Stated task: Copy down every line where the string "object" shows up.

Available data:
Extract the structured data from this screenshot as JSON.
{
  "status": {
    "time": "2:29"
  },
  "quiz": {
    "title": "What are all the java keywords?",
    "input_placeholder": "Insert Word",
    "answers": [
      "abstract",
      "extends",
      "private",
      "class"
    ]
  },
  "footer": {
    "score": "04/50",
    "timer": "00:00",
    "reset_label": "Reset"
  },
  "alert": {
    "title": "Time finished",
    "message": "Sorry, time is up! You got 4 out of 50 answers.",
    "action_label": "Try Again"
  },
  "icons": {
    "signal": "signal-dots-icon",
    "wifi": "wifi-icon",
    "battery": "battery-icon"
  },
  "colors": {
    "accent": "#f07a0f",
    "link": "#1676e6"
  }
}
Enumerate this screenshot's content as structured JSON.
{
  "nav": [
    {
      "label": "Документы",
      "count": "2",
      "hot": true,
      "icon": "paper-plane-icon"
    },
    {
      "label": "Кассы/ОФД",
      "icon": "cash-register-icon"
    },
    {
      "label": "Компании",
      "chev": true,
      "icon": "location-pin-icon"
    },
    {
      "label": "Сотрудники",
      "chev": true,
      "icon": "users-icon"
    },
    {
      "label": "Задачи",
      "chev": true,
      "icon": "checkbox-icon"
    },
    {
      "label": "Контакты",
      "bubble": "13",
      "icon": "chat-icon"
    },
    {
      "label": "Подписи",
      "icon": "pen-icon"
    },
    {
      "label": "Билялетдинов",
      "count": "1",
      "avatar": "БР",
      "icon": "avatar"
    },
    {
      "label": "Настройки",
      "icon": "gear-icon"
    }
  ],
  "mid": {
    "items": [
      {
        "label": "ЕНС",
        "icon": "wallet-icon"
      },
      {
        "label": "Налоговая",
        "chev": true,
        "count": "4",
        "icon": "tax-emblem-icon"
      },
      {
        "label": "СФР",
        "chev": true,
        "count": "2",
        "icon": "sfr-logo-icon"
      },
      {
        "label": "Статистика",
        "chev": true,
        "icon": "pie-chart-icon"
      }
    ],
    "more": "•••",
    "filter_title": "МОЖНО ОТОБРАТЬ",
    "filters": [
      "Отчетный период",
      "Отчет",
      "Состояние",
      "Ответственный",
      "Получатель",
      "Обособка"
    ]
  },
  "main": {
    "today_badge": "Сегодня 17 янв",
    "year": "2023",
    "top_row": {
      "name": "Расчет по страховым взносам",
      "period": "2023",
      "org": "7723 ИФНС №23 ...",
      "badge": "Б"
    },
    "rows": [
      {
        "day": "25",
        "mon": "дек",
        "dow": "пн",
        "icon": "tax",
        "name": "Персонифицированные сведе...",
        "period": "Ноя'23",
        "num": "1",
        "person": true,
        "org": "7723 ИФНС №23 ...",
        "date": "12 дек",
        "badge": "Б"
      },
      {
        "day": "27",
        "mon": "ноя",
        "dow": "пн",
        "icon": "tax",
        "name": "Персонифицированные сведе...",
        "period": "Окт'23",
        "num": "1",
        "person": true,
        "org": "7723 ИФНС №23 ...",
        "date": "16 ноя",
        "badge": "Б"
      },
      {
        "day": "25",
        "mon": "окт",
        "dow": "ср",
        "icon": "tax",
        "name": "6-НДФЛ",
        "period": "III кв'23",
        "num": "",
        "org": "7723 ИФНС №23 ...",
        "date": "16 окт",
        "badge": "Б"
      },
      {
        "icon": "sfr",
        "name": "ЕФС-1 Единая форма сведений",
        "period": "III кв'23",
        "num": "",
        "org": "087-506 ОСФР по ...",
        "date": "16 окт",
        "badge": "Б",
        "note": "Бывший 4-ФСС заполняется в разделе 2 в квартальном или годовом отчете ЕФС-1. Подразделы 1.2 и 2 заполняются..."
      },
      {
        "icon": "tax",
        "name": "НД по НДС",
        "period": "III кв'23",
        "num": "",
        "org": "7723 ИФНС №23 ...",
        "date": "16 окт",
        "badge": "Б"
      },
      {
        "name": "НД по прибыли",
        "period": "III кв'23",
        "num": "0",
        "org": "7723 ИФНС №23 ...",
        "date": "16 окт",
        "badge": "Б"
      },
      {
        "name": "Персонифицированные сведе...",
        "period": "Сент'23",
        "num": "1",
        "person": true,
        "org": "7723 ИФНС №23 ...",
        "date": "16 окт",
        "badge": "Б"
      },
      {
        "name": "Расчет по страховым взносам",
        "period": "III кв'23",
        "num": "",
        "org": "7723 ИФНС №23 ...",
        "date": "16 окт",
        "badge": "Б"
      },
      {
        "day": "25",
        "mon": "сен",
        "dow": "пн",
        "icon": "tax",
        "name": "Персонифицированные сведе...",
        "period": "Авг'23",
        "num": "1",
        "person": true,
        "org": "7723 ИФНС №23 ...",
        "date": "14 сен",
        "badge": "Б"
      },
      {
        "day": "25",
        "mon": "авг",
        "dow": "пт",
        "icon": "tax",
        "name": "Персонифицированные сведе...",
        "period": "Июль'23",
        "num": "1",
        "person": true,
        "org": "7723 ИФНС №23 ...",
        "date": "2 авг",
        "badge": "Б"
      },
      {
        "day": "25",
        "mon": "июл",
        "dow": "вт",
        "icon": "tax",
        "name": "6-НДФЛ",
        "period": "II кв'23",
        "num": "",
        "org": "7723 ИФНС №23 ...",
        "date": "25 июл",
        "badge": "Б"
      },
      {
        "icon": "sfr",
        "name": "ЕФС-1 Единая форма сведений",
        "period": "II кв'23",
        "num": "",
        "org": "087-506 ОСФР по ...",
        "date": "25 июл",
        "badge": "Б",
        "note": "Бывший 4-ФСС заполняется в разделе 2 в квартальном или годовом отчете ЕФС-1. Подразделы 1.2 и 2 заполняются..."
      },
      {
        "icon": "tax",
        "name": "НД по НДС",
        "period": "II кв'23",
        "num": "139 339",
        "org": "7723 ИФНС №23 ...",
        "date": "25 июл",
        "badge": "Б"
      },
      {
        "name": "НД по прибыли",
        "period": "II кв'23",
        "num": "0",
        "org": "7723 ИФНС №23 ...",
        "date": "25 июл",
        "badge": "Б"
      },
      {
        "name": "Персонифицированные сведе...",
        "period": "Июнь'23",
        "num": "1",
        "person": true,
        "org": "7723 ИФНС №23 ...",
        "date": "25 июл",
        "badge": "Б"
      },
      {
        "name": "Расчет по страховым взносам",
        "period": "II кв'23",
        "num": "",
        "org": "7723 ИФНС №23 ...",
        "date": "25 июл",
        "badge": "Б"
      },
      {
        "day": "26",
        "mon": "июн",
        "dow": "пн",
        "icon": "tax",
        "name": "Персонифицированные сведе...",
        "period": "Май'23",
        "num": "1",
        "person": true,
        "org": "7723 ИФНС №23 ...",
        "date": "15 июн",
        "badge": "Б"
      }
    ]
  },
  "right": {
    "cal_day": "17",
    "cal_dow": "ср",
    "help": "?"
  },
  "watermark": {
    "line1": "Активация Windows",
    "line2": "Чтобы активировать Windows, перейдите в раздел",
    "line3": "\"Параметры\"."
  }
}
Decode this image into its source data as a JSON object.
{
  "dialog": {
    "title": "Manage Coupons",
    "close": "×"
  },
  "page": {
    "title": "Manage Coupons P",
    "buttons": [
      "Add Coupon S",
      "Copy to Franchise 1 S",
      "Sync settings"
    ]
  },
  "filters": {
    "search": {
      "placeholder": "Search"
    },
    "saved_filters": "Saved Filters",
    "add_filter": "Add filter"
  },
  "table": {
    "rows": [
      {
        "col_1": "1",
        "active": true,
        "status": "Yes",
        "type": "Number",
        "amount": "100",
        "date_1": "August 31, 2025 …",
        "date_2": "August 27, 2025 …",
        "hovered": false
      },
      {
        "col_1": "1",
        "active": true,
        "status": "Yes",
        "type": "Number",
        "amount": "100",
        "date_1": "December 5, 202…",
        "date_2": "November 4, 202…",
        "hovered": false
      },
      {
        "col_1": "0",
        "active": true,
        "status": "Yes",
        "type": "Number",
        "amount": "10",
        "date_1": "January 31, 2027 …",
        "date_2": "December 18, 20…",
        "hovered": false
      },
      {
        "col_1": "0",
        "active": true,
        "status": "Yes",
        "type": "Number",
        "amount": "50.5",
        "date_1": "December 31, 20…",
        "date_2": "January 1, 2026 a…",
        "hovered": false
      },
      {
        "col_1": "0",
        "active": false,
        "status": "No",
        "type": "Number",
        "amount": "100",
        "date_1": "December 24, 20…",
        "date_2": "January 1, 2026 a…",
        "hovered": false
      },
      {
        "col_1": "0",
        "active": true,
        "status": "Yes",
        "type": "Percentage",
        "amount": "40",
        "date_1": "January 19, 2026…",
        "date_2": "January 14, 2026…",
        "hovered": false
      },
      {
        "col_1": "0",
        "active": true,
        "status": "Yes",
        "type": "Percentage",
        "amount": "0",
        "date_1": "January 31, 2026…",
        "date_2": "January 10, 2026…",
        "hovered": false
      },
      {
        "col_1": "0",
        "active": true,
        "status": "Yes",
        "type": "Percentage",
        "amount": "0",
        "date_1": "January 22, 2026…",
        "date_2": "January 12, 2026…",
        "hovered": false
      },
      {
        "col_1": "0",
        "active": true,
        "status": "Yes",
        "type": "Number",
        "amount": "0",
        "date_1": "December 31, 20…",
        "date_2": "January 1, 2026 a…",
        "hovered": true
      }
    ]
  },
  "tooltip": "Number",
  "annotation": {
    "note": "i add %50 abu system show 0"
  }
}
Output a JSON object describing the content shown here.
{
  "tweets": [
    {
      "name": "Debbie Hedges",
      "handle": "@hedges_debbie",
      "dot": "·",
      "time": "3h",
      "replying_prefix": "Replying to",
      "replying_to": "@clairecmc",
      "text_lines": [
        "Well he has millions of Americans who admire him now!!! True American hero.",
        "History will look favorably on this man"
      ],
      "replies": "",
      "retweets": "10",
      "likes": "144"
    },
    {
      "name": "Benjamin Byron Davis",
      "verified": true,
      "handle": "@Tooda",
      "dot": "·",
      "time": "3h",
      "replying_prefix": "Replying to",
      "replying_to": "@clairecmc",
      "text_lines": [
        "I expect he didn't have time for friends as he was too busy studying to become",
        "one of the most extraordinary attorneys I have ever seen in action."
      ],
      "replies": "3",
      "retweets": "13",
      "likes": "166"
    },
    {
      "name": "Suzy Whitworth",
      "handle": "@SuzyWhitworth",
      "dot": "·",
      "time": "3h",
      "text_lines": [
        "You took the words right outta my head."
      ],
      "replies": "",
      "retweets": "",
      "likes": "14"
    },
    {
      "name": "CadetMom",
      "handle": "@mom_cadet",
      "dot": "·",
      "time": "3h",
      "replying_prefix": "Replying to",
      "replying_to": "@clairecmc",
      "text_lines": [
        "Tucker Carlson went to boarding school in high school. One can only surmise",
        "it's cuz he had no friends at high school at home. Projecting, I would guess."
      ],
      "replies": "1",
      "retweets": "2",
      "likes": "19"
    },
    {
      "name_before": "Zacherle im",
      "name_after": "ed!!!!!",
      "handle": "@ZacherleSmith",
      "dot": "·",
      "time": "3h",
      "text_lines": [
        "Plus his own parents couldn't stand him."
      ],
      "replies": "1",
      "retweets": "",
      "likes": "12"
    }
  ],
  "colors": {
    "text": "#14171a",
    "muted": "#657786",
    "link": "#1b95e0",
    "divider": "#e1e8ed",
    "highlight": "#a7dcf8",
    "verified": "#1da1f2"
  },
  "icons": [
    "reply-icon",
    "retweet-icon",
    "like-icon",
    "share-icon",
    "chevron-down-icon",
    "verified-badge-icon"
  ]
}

Final answer:
Decode this image into its source data as a JSON object.
Output a JSON object describing the content shown here.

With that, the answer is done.